--- START ---

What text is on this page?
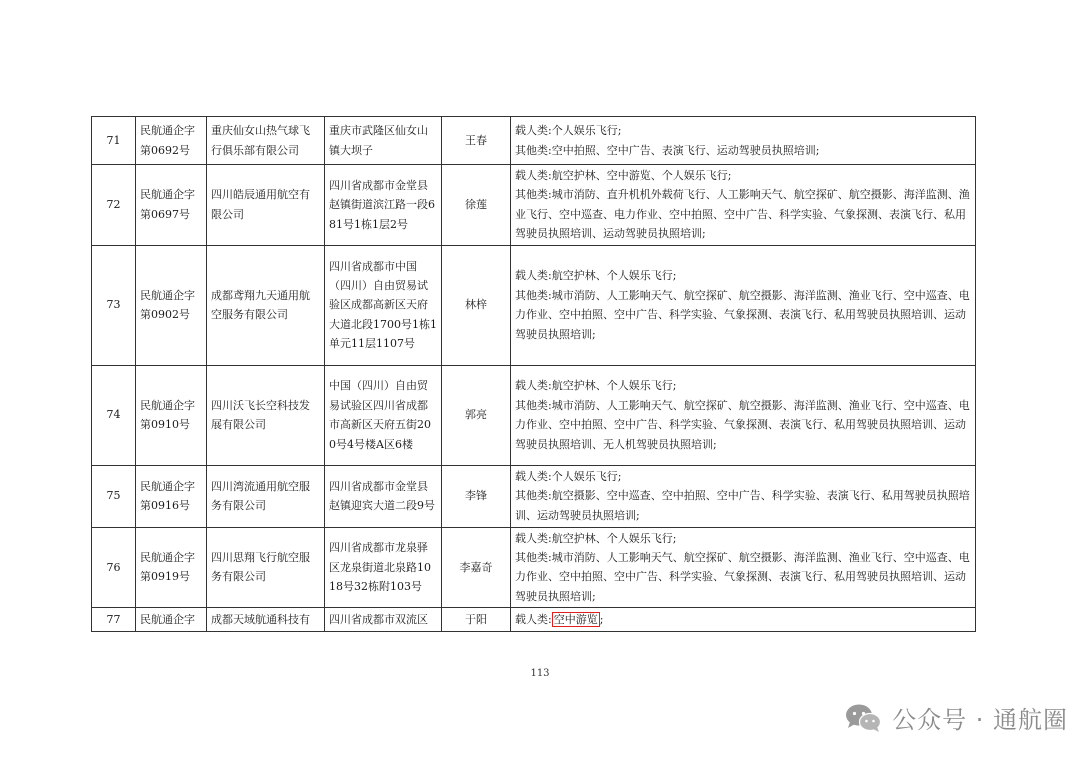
71	民航通企字第0692号	重庆仙女山热气球飞行俱乐部有限公司	重庆市武隆区仙女山镇大坝子	王春	载人类:个人娱乐飞行;
其他类:空中拍照、空中广告、表演飞行、运动驾驶员执照培训;

72	民航通企字第0697号	四川皓辰通用航空有限公司	四川省成都市金堂县赵镇街道滨江路一段681号1栋1层2号	徐莲	载人类:航空护林、空中游览、个人娱乐飞行;
其他类:城市消防、直升机机外载荷飞行、人工影响天气、航空探矿、航空摄影、海洋监测、渔业飞行、空中巡查、电力作业、空中拍照、空中广告、科学实验、气象探测、表演飞行、私用驾驶员执照培训、运动驾驶员执照培训;

73	民航通企字第0902号	成都鸢翔九天通用航空服务有限公司	四川省成都市中国（四川）自由贸易试验区成都高新区天府大道北段1700号1栋1单元11层1107号	林梓	载人类:航空护林、个人娱乐飞行;
其他类:城市消防、人工影响天气、航空探矿、航空摄影、海洋监测、渔业飞行、空中巡查、电力作业、空中拍照、空中广告、科学实验、气象探测、表演飞行、私用驾驶员执照培训、运动驾驶员执照培训;

74	民航通企字第0910号	四川沃飞长空科技发展有限公司	中国（四川）自由贸易试验区四川省成都市高新区天府五街200号4号楼A区6楼	郭亮	载人类:航空护林、个人娱乐飞行;
其他类:城市消防、人工影响天气、航空探矿、航空摄影、海洋监测、渔业飞行、空中巡查、电力作业、空中拍照、空中广告、科学实验、气象探测、表演飞行、私用驾驶员执照培训、运动驾驶员执照培训、无人机驾驶员执照培训;

75	民航通企字第0916号	四川湾流通用航空服务有限公司	四川省成都市金堂县赵镇迎宾大道二段9号	李锋	载人类:个人娱乐飞行;
其他类:航空摄影、空中巡查、空中拍照、空中广告、科学实验、表演飞行、私用驾驶员执照培训、运动驾驶员执照培训;

76	民航通企字第0919号	四川思翔飞行航空服务有限公司	四川省成都市龙泉驿区龙泉街道北泉路1018号32栋附103号	李嘉奇	载人类:航空护林、个人娱乐飞行;
其他类:城市消防、人工影响天气、航空探矿、航空摄影、海洋监测、渔业飞行、空中巡查、电力作业、空中拍照、空中广告、科学实验、气象探测、表演飞行、私用驾驶员执照培训、运动驾驶员执照培训;

77	民航通企字	成都天域航通科技有	四川省成都市双流区	于阳	载人类: 空中游览 ;
113
公众号 · 通航圈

--- END ---

- YOUR TASK -
Give an exact copy of the material, leaving out every picture.

- SOLUTION -
What text is on this page?
71	民航通企字第0692号	重庆仙女山热气球飞行俱乐部有限公司	重庆市武隆区仙女山镇大坝子	王春	载人类:个人娱乐飞行;
其他类:空中拍照、空中广告、表演飞行、运动驾驶员执照培训;

72	民航通企字第0697号	四川皓辰通用航空有限公司	四川省成都市金堂县赵镇街道滨江路一段681号1栋1层2号	徐莲	载人类:航空护林、空中游览、个人娱乐飞行;
其他类:城市消防、直升机机外载荷飞行、人工影响天气、航空探矿、航空摄影、海洋监测、渔业飞行、空中巡查、电力作业、空中拍照、空中广告、科学实验、气象探测、表演飞行、私用驾驶员执照培训、运动驾驶员执照培训;

73	民航通企字第0902号	成都鸢翔九天通用航空服务有限公司	四川省成都市中国（四川）自由贸易试验区成都高新区天府大道北段1700号1栋1单元11层1107号	林梓	载人类:航空护林、个人娱乐飞行;
其他类:城市消防、人工影响天气、航空探矿、航空摄影、海洋监测、渔业飞行、空中巡查、电力作业、空中拍照、空中广告、科学实验、气象探测、表演飞行、私用驾驶员执照培训、运动驾驶员执照培训;

74	民航通企字第0910号	四川沃飞长空科技发展有限公司	中国（四川）自由贸易试验区四川省成都市高新区天府五街200号4号楼A区6楼	郭亮	载人类:航空护林、个人娱乐飞行;
其他类:城市消防、人工影响天气、航空探矿、航空摄影、海洋监测、渔业飞行、空中巡查、电力作业、空中拍照、空中广告、科学实验、气象探测、表演飞行、私用驾驶员执照培训、运动驾驶员执照培训、无人机驾驶员执照培训;

75	民航通企字第0916号	四川湾流通用航空服务有限公司	四川省成都市金堂县赵镇迎宾大道二段9号	李锋	载人类:个人娱乐飞行;
其他类:航空摄影、空中巡查、空中拍照、空中广告、科学实验、表演飞行、私用驾驶员执照培训、运动驾驶员执照培训;

76	民航通企字第0919号	四川思翔飞行航空服务有限公司	四川省成都市龙泉驿区龙泉街道北泉路1018号32栋附103号	李嘉奇	载人类:航空护林、个人娱乐飞行;
其他类:城市消防、人工影响天气、航空探矿、航空摄影、海洋监测、渔业飞行、空中巡查、电力作业、空中拍照、空中广告、科学实验、气象探测、表演飞行、私用驾驶员执照培训、运动驾驶员执照培训;

77	民航通企字	成都天域航通科技有	四川省成都市双流区	于阳	载人类: 空中游览 ;
113
公众号 · 通航圈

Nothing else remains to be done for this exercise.